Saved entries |
::::::::::
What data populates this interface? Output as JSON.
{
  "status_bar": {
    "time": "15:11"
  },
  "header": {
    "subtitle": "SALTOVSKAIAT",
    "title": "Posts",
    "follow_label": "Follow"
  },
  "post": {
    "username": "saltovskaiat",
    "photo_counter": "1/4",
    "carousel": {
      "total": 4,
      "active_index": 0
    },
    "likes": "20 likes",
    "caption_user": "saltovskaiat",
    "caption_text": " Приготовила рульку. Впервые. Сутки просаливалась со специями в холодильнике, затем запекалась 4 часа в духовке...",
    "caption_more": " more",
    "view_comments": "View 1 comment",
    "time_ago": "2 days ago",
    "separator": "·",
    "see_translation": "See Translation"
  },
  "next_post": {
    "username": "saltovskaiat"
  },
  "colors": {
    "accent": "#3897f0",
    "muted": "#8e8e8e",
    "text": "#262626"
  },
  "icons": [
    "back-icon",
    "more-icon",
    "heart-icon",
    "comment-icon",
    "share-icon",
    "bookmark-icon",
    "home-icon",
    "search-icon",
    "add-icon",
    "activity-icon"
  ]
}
::::::::::
Problem requirements |
Check each line of the data above for the word "comment" and say how many lines have it. Give the number alone.

Output for this task |
2